■ FRAGMENTO PROPORCIONADO ■
□ □ □

Cuando se dice la humanidad, se dice también México, porque a despecho de las dudas que ocurrieron al célebre arzobispo español sobre si debía o no bautizar a los indios, estos están ya declarados miembros legítimos, aunque un poco trigueños, de la especie humana; y los franceses, cosmopolitas en todo, han hecho un lugarcito en su palacio del Louvre a las antigüedades mexicanas, para que los anticuarios tengan ocasión de discutir si los aztecas y los incas son hijos del Adán asiático, y si su civilización les vino de Arabia, del Egipto o de la China.
En fin, hay un museo mexicano en París; y para dar a nuestros lectores la noticia con todos los pormenores que poseemos, no podemos hacer mejor cosa que copiar los pocos datos que ministran los periódicos de aquella capital.
Este museo, muy recientemente abierto en el Louvre, al lado del museo asirio, consiste en una sola sala pequeña en el piso bajo, en donde se han reunido fragmentos de arquitectura y de escultura, figurillas de metal, de materias duras y de tierra cocida, cuya mayor parte pertenecen al panteón mexicano; vasos, armas, instrumentos de música; objetos de adorno femenil, sellos, pesos y utensilios diversos, pertenecientes a México, y en segundo lugar al Perú y Chile.

□ □ □

Registros de una fuente de datos:
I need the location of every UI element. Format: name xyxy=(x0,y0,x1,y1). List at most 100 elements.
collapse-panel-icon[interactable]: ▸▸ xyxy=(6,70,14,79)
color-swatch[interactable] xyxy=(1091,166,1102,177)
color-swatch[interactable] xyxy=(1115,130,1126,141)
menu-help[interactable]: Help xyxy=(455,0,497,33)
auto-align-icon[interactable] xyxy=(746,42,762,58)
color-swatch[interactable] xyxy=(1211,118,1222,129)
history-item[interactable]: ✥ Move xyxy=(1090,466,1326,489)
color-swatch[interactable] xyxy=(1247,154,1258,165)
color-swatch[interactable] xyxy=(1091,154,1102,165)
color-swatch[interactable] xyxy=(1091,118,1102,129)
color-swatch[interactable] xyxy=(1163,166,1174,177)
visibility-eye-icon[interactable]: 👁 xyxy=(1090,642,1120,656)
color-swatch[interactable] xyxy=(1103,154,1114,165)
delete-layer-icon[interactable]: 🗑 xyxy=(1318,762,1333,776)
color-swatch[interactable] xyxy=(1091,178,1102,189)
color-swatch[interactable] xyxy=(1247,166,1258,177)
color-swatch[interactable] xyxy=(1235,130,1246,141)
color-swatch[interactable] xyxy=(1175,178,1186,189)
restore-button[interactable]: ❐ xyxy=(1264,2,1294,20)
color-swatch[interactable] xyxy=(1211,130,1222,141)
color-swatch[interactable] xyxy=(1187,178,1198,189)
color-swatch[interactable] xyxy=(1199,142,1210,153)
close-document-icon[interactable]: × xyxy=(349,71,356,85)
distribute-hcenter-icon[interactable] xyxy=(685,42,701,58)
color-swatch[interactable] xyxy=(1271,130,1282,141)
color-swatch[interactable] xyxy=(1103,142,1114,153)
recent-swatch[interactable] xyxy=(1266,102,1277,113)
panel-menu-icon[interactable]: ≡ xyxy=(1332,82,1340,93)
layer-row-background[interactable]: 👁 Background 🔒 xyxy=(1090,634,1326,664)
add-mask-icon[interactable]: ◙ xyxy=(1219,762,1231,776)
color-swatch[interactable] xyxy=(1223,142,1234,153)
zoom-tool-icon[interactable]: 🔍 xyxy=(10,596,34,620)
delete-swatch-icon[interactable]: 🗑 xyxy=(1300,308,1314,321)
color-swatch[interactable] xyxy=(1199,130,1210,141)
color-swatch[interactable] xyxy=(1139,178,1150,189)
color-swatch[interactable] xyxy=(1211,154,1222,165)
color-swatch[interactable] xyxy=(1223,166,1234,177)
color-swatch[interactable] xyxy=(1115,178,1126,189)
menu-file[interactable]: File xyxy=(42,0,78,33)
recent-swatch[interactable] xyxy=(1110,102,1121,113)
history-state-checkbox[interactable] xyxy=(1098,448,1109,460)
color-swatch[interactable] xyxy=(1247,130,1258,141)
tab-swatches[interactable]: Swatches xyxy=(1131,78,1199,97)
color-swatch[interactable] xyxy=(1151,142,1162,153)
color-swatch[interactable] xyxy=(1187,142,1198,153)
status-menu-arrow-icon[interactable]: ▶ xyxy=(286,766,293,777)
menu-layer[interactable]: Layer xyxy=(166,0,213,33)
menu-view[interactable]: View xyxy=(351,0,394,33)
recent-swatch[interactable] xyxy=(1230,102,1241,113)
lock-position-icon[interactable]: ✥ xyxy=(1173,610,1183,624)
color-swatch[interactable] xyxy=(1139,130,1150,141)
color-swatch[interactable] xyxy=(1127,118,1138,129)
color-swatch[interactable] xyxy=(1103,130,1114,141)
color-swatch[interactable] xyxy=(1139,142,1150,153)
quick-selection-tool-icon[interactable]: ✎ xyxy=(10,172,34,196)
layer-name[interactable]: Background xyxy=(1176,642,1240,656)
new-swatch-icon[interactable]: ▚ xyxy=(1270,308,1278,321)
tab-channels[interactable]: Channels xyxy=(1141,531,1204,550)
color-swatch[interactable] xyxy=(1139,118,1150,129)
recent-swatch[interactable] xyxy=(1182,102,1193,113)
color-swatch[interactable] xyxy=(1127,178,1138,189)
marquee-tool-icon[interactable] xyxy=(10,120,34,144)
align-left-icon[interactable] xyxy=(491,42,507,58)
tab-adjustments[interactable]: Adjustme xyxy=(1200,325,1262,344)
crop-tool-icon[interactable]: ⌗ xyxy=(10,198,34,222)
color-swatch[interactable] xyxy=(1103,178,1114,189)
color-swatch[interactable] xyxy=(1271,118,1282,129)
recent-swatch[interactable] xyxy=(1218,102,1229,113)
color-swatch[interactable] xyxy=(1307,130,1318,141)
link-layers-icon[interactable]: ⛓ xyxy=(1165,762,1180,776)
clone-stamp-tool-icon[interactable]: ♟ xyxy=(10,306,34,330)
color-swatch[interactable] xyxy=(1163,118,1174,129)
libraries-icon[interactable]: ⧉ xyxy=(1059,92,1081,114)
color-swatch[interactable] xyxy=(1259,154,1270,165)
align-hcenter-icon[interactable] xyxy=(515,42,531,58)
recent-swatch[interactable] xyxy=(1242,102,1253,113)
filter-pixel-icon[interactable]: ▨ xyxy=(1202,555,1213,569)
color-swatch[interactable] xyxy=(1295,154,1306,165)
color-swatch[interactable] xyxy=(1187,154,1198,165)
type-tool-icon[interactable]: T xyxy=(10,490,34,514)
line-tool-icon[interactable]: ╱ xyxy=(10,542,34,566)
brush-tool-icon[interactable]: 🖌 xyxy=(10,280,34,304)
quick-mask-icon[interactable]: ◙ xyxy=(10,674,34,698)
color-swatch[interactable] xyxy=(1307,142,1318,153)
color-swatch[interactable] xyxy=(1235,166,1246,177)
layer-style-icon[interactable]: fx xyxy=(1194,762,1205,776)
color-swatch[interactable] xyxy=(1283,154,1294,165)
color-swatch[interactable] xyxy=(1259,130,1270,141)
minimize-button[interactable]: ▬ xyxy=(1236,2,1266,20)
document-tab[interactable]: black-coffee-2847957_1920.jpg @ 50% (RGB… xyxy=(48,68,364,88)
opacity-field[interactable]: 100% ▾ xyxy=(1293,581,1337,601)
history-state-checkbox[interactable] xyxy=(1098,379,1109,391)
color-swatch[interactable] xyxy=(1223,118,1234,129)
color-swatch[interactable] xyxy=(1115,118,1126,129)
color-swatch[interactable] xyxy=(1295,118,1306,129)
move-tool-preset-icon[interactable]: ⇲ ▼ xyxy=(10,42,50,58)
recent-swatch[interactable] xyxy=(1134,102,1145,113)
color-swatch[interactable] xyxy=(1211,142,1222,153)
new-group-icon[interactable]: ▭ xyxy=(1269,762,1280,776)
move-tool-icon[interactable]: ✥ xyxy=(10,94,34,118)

□ □ □

■ OBJETIVO 1 ■
Imprime del fragmento sobre el museo mexicano del Louvre la parte que empieza en "Este museo, muy" y termina en "Perú y Chile.".
■ OBJETIVO 2 ■
Prosigue el fragmento sobre el museo mexicano del Louvre a partir de su última oración.
Estos datos provienen de una fuente distinta.

■ RESPUESTA 1 ■
Este museo, muy recientemente abierto en el Louvre, al lado del museo asirio, consiste en una sola sala pequeña en el piso bajo, en donde se han reunido fragmentos de arquitectura y de escultura, figurillas de metal, de materias duras y de tierra cocida, cuya mayor parte pertenecen al panteón mexicano; vasos, armas, instrumentos de música; objetos de adorno femenil, sellos, pesos y utensilios diversos, pertenecientes a México, y en segundo lugar al Perú y Chile.

■ RESPUESTA 2 ■
Una noticia redactada por M. De Lonesperier, contiene una descripción sumaria de los objetos, y algunas notas explicativas, necesariamente muy escasas, siendo tan poco conocido el objeto. Véamos lo que dice la noticia con relación a la procedencia de los objetos:
El museo del Louvre poseía, hace ya mucho tiempo, cierto número de monumentos americanos, traídos de México, por M. Seguin y el dibujante Franch, y del Perú por M. Augrand, cónsul de Francia en Lima: algunos vasos y figurillas fueron comprados en la almoneda del gabinete de M. Denou; pero la mayor parte de estos objetos no había sido expuesta. La adquisición de una importante colección de esculturas mexicanas, realizada a principios de 1850, ha permitido, en fin, a la dirección de los museos presentar al público una interesante muestra de las antigüedades americanas. Esta colección había sido formada en México por M. Latour-Allard.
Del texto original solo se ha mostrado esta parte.